Rows from a dataset:
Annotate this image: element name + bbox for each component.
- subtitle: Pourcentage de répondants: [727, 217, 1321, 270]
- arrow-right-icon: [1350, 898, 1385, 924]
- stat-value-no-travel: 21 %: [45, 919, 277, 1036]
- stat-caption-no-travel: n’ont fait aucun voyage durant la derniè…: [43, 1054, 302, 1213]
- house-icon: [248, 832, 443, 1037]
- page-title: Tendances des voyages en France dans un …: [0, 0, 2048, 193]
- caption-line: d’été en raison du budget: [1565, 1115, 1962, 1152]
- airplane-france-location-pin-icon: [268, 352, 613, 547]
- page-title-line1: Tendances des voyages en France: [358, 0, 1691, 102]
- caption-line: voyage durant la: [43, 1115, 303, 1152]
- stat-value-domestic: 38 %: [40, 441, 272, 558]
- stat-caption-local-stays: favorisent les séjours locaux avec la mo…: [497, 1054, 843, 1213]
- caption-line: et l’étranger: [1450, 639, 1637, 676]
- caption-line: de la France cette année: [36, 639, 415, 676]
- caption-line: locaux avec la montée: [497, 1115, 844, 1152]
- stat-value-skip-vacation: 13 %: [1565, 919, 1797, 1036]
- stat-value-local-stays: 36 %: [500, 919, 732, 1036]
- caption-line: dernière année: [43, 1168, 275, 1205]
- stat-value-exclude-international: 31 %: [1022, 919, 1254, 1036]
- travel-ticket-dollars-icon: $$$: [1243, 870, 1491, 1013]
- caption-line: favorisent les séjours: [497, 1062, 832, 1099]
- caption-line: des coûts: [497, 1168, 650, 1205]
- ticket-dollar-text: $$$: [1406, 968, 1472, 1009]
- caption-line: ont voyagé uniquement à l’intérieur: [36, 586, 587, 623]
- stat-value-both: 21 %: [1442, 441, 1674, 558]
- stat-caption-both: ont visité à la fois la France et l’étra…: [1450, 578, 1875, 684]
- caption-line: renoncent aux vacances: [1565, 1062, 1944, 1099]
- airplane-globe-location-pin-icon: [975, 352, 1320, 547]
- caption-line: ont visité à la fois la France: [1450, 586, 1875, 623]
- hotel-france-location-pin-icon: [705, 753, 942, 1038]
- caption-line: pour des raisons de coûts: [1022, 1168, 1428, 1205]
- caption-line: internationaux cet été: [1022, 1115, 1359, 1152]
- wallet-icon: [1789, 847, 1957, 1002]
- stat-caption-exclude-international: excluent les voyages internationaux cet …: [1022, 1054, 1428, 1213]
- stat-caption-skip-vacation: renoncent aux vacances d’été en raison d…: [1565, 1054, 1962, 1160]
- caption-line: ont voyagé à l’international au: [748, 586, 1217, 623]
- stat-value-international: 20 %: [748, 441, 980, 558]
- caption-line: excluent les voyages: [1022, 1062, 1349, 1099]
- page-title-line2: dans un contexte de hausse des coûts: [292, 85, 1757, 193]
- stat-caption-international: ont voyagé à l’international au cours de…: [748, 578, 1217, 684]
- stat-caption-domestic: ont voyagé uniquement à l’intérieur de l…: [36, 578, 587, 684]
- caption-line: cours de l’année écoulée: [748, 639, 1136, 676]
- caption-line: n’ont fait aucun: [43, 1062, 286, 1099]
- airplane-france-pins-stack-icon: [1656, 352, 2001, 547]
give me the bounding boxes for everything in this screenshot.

---

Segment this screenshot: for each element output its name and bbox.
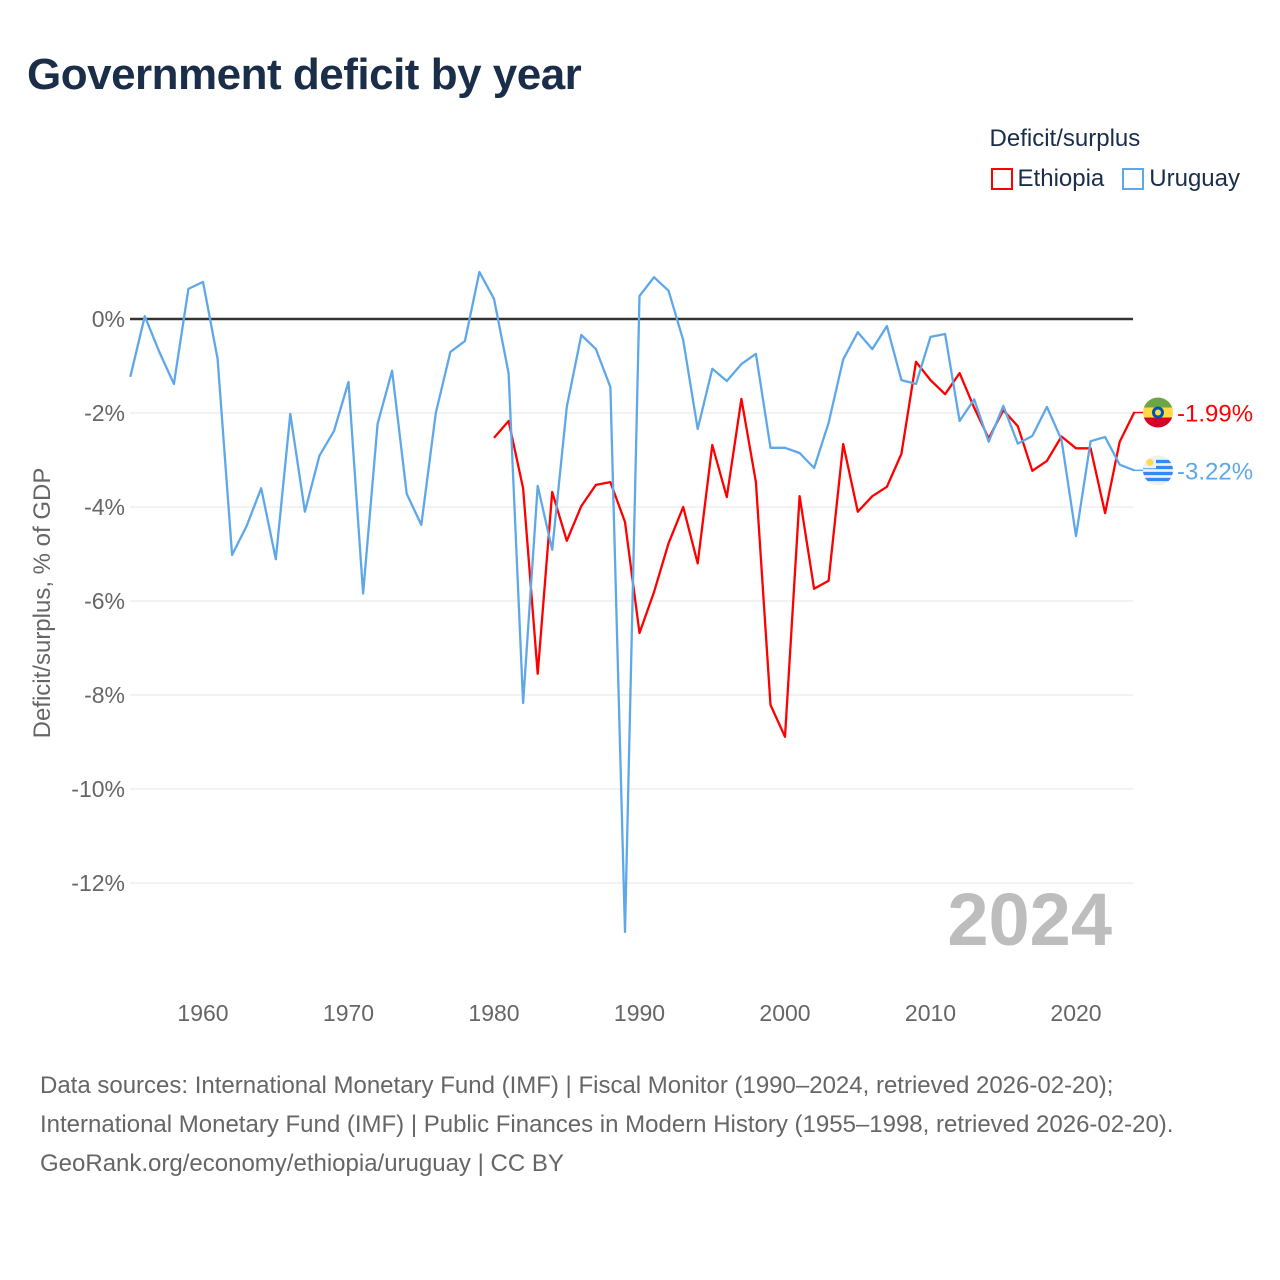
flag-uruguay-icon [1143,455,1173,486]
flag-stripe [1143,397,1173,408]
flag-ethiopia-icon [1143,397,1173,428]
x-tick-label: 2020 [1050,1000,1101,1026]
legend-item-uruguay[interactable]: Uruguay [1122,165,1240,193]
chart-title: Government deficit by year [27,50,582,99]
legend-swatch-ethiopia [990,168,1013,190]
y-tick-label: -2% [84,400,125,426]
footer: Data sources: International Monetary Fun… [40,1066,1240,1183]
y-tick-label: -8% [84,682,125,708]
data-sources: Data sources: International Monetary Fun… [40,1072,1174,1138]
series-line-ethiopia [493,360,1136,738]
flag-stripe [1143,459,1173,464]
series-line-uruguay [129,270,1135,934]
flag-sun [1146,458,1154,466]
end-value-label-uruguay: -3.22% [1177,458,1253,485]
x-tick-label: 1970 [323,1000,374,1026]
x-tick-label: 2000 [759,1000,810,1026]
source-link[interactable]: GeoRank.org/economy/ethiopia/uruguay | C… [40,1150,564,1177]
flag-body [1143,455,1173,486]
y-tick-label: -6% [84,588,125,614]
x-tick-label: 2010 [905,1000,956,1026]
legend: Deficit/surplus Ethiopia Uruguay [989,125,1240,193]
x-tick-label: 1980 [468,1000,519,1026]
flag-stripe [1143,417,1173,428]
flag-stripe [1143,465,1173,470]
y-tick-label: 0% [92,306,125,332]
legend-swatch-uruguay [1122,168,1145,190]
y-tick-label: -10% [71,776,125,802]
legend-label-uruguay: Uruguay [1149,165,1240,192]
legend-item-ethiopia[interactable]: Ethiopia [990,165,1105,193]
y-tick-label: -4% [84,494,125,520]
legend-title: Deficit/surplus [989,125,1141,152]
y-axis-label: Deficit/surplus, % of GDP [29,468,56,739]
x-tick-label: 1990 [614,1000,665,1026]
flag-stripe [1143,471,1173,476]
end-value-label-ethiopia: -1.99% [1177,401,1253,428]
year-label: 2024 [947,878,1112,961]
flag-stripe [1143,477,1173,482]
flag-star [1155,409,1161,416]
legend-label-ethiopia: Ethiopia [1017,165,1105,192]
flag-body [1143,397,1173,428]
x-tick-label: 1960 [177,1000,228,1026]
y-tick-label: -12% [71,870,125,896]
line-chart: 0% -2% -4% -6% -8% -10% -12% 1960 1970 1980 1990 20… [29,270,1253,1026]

What is required
Copy out the lines exactly as they stand, from the line containing "Annotate this image: element" up to and including the line containing "- house-icon: [248, 832, 443, 1037]".

Task answer
Annotate this image: element name + bbox for each component.
- subtitle: Pourcentage de répondants: [727, 217, 1321, 270]
- arrow-right-icon: [1350, 898, 1385, 924]
- stat-value-no-travel: 21 %: [45, 919, 277, 1036]
- stat-caption-no-travel: n’ont fait aucun voyage durant la derniè…: [43, 1054, 302, 1213]
- house-icon: [248, 832, 443, 1037]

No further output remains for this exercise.